# EXERCISE BRIEF
How many lines in the records below hold the string "from"? Answer with the number alone.

· · ·

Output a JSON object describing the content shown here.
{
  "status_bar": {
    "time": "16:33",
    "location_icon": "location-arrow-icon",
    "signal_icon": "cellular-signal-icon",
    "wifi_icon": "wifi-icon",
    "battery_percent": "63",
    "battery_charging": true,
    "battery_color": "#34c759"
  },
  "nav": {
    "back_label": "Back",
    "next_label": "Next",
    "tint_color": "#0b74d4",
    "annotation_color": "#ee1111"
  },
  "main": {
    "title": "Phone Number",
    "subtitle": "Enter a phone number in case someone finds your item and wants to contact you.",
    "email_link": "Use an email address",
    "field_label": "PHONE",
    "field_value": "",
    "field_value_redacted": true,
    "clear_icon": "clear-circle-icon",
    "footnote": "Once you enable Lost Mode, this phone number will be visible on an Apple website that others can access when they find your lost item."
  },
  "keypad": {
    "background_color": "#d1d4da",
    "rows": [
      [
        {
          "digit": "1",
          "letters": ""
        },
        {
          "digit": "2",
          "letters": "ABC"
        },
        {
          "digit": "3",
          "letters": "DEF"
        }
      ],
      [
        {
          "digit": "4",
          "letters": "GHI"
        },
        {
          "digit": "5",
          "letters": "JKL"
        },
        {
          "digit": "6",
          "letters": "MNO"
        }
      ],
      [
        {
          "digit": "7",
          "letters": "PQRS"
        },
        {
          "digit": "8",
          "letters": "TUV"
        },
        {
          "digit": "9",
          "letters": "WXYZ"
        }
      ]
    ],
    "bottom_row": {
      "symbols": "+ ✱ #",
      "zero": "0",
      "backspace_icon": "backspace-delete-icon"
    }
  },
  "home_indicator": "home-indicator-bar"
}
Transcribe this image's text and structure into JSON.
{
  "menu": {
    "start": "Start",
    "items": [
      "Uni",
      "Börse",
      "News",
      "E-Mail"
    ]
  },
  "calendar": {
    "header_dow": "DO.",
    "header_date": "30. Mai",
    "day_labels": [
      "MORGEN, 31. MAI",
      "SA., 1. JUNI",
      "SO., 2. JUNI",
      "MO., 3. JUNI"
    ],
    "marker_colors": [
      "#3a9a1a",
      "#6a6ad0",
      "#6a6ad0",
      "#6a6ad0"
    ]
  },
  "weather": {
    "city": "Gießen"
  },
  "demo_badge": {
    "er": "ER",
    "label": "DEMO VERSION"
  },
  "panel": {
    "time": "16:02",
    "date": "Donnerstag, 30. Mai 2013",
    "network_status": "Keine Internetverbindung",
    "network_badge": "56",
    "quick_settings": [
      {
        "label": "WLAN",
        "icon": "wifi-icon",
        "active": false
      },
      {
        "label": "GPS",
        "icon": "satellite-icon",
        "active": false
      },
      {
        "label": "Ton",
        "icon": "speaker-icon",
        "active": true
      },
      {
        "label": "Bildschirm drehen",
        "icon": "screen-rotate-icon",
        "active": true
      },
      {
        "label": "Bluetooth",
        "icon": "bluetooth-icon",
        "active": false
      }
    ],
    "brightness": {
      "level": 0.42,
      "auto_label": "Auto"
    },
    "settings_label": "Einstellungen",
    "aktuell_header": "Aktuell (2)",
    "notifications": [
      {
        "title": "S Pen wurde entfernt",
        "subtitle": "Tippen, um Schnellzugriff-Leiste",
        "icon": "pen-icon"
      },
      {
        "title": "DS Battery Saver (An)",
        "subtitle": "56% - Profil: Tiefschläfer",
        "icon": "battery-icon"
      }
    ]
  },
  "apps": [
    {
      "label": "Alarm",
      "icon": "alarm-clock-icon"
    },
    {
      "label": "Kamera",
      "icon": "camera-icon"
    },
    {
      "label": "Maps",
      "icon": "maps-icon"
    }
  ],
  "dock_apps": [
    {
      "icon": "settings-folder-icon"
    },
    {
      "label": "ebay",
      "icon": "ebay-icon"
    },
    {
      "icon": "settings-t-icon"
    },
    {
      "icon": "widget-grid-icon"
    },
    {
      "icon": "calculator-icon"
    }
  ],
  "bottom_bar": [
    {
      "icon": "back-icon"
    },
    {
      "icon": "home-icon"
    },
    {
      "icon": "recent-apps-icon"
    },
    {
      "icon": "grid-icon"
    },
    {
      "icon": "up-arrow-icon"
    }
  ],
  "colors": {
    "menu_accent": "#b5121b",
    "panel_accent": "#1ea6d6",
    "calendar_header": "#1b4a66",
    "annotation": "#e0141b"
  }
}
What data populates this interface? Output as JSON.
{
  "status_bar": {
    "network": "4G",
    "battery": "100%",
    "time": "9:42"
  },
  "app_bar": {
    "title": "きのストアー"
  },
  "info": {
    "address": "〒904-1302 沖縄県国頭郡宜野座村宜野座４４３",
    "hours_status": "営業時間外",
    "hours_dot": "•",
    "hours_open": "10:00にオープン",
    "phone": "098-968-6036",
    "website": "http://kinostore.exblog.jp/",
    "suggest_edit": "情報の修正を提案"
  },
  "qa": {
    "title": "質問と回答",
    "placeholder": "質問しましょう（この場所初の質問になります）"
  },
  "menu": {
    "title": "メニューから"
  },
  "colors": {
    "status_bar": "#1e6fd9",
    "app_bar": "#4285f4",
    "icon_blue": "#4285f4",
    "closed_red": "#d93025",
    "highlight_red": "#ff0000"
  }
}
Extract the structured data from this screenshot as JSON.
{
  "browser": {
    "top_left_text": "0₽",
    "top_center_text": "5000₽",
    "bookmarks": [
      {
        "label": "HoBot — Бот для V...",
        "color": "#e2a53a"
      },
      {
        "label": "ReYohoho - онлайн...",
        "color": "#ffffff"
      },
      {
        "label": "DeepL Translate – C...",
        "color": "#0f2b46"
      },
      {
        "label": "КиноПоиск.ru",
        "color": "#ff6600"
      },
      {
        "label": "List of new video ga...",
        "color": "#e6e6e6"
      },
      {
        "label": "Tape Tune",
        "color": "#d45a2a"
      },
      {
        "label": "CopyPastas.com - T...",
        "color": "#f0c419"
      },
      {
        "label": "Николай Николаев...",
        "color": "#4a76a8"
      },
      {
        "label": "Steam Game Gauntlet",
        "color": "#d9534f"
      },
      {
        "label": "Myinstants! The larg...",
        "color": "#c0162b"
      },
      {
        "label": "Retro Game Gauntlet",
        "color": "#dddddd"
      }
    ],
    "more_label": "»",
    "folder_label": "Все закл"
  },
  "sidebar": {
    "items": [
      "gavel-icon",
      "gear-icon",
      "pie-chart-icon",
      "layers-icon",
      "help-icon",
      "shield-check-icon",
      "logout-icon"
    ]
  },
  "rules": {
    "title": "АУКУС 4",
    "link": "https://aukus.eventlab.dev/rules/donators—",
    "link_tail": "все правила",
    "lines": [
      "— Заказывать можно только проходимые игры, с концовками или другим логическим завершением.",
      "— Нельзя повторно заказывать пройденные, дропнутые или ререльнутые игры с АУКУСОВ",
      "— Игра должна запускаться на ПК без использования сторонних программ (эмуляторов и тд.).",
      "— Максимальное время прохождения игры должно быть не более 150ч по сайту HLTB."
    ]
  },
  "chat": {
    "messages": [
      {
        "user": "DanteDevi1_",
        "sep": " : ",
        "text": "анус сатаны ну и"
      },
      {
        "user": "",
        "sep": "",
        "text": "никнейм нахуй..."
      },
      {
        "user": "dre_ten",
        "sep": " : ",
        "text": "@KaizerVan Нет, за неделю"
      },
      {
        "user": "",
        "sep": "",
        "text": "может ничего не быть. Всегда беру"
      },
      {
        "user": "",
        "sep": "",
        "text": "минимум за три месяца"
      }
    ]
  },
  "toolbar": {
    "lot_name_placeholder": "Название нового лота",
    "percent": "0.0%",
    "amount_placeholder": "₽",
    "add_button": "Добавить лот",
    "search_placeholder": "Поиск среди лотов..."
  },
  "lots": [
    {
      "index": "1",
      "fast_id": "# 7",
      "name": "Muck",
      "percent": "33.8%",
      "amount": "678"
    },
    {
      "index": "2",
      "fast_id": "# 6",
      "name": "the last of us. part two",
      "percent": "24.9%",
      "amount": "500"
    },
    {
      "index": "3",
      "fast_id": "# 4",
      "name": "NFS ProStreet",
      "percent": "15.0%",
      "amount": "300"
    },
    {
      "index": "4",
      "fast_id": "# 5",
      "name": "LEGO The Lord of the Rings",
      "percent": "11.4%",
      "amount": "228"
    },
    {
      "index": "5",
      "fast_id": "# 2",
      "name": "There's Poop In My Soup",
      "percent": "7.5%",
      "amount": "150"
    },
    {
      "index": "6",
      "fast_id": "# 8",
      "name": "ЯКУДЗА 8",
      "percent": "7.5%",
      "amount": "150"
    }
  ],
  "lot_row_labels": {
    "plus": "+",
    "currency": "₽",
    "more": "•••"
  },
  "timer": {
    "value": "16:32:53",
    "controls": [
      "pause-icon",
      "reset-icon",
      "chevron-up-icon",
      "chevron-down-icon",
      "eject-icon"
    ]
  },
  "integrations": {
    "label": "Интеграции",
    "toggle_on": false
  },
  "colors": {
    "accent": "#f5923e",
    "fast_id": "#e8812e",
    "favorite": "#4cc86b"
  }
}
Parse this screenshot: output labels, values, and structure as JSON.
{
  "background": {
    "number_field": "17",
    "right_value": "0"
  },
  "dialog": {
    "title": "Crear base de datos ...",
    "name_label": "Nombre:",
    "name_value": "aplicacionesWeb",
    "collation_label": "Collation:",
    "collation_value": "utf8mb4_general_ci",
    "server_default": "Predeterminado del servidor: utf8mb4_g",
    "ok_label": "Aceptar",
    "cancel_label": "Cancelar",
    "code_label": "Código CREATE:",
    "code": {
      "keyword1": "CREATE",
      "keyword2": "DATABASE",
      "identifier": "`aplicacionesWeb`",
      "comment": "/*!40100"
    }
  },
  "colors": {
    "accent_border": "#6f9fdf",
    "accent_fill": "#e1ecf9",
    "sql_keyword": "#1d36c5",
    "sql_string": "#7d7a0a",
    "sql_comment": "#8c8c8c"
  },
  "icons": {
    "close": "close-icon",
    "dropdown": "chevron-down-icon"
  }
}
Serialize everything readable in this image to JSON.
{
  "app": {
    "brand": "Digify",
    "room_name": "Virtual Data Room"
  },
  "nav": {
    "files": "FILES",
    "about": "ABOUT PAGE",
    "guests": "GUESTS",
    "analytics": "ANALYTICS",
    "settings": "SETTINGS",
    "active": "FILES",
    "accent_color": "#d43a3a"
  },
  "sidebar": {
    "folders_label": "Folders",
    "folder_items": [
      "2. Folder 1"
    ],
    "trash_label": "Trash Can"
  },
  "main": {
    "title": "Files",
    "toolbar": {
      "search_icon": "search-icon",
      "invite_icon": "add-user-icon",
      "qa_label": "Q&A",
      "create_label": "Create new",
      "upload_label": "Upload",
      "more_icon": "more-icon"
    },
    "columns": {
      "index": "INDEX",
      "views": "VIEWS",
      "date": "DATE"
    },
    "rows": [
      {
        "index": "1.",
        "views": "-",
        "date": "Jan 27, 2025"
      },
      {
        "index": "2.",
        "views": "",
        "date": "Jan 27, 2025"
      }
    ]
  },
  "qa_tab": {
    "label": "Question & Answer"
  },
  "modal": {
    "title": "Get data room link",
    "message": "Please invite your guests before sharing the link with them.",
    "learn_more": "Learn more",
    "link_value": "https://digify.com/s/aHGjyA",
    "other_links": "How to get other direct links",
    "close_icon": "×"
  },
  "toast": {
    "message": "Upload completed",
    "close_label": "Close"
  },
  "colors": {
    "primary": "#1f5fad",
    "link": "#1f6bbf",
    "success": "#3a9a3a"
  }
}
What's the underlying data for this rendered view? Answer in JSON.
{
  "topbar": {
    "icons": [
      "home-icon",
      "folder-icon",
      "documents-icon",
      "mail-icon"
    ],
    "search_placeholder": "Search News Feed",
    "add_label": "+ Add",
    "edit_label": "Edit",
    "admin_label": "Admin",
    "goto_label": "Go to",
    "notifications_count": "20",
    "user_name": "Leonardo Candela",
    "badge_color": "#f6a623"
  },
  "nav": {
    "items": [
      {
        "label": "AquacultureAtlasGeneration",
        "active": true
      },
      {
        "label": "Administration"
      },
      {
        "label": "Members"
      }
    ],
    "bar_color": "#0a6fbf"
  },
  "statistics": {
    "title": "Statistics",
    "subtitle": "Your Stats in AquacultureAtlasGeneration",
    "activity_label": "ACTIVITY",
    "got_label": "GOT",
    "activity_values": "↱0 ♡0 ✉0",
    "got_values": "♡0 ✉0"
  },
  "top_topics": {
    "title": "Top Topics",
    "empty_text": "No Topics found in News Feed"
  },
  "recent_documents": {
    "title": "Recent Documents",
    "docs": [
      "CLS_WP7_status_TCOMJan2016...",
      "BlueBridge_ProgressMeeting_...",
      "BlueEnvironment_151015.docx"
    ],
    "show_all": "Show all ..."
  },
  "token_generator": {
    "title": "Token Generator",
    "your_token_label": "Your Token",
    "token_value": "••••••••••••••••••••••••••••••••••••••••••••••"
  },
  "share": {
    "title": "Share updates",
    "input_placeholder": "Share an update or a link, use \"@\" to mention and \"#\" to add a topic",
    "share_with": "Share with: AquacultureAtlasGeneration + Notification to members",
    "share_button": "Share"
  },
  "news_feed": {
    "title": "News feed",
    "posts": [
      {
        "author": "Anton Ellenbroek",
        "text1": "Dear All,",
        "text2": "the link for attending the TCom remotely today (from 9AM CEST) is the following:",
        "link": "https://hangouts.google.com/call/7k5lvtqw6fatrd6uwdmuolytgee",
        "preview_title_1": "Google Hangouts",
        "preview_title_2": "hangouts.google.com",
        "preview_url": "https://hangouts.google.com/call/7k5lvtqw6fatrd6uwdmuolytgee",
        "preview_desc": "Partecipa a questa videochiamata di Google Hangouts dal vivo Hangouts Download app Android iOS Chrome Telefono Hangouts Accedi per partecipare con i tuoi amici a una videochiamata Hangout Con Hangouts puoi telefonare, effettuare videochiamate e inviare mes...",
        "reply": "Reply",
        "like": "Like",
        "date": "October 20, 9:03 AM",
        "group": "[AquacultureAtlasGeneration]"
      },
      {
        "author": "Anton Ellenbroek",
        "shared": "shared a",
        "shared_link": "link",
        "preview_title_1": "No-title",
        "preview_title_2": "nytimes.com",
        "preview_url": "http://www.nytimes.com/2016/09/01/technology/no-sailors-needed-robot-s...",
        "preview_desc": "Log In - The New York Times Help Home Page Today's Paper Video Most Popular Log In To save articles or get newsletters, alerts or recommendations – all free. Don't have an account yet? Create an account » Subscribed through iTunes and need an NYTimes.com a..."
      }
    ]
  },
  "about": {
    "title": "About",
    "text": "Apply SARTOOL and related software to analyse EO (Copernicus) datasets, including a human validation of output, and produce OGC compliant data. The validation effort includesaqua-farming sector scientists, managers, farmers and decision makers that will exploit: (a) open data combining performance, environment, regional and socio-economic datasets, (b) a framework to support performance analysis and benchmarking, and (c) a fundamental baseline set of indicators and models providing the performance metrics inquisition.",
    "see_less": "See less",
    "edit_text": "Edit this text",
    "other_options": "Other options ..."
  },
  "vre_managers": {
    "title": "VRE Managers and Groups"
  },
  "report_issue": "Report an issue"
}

· · ·

# FULL SOLUTION
2